Goal:
Compute how many lines in the entries below contain "lncRNA", and output nothing but the number.
-- START Working data --
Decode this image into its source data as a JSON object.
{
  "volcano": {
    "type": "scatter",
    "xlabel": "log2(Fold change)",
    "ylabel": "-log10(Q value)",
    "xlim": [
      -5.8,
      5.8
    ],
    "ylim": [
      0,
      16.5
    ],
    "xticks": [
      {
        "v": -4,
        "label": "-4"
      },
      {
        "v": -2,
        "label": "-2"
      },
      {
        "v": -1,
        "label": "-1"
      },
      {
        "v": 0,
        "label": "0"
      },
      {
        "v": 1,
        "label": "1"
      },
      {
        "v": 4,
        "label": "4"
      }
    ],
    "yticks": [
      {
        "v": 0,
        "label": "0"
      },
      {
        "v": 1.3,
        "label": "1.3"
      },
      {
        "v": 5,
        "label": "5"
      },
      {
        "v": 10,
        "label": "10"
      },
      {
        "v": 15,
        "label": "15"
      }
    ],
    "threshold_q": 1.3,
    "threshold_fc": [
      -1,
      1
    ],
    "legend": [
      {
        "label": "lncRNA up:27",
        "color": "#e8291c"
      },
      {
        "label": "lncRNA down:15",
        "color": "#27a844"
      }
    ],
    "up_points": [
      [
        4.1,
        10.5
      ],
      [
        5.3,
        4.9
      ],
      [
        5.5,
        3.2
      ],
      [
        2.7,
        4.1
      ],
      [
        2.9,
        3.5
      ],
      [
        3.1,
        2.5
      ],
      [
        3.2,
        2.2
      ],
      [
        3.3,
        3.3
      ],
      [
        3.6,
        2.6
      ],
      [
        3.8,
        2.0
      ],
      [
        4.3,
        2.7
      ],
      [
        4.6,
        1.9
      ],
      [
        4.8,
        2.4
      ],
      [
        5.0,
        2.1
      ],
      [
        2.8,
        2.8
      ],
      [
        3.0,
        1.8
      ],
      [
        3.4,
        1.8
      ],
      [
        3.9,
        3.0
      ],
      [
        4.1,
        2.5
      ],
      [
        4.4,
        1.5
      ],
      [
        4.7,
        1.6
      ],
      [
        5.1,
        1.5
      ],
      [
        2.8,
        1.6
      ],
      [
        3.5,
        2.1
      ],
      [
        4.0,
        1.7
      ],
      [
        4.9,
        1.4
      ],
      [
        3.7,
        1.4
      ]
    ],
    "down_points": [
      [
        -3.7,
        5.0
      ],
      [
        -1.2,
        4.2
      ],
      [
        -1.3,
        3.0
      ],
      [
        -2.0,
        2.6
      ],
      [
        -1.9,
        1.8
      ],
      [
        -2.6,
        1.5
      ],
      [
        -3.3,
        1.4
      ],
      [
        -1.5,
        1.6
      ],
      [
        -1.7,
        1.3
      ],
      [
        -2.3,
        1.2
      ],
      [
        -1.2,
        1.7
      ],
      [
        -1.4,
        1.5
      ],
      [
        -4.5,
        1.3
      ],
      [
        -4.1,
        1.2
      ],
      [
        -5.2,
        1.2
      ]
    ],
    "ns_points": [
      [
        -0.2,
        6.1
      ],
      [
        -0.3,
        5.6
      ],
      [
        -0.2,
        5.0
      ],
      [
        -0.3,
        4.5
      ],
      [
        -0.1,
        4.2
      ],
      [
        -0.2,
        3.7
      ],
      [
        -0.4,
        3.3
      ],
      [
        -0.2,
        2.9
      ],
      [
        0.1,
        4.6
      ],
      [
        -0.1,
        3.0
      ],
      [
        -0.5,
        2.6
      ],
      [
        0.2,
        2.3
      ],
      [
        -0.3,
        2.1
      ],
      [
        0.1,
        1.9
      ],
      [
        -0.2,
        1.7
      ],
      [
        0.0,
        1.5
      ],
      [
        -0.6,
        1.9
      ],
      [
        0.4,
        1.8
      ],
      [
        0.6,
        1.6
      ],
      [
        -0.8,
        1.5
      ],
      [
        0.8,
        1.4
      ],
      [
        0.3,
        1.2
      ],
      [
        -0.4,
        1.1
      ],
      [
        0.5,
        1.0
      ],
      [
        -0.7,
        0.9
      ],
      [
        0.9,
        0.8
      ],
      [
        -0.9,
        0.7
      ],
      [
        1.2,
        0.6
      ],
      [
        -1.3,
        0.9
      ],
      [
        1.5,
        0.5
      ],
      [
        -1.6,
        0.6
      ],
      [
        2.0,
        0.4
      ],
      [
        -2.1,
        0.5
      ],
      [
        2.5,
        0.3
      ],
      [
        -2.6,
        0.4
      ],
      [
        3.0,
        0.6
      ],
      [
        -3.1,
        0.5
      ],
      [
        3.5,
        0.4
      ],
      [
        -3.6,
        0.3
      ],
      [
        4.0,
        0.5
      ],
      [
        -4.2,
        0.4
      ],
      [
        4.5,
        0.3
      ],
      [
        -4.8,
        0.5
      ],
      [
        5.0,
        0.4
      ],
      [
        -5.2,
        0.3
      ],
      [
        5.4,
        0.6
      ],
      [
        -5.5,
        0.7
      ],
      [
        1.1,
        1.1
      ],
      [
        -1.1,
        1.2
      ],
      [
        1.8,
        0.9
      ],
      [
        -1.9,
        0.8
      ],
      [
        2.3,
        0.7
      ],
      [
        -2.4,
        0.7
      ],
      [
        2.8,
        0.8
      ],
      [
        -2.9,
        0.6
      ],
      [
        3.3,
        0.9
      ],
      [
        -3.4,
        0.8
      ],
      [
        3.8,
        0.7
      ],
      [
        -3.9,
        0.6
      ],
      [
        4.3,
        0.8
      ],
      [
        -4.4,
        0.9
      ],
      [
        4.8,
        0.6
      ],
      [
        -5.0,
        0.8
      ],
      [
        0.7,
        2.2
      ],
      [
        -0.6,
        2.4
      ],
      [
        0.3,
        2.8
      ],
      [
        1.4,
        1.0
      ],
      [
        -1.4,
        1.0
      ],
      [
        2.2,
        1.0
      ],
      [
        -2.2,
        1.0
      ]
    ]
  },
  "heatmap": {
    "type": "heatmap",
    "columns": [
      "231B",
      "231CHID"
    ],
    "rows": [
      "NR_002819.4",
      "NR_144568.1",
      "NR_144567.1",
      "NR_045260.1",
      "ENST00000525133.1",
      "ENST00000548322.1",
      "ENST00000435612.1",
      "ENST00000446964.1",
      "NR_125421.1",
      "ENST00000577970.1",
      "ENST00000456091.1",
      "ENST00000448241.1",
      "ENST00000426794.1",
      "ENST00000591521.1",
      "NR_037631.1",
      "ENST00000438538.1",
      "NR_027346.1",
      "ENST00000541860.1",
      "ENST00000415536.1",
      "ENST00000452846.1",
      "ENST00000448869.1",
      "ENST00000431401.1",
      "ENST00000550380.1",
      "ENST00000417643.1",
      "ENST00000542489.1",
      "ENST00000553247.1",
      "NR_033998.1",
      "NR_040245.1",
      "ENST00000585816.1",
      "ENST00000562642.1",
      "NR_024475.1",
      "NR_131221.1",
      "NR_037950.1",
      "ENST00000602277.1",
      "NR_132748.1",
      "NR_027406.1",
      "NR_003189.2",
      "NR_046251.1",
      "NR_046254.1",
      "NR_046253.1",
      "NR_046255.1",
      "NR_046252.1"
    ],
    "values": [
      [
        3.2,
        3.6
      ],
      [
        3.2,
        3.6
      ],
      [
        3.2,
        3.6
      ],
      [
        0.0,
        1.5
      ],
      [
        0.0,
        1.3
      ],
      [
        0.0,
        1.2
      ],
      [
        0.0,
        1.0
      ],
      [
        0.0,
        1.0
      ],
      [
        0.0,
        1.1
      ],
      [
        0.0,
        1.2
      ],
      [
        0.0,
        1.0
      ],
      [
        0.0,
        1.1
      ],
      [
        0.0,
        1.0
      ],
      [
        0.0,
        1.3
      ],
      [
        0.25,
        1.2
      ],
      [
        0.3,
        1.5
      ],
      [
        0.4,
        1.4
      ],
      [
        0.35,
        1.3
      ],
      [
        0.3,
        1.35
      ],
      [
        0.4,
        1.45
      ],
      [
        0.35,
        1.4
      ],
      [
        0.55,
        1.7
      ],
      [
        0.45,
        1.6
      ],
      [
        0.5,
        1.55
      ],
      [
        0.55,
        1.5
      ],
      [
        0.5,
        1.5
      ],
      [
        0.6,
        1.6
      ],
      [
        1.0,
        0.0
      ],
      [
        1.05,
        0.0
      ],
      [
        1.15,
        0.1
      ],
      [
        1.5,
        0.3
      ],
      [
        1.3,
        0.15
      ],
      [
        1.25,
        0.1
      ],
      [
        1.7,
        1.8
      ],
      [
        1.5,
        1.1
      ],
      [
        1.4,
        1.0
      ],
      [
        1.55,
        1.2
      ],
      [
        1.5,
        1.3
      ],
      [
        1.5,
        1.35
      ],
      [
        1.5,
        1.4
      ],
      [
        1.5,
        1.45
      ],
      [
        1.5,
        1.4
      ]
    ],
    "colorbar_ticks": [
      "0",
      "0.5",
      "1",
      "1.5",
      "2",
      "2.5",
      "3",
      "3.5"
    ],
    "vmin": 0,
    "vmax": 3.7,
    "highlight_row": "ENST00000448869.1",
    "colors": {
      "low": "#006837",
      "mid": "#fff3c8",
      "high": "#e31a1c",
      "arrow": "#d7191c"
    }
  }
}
-- END Working data --
Reply:
2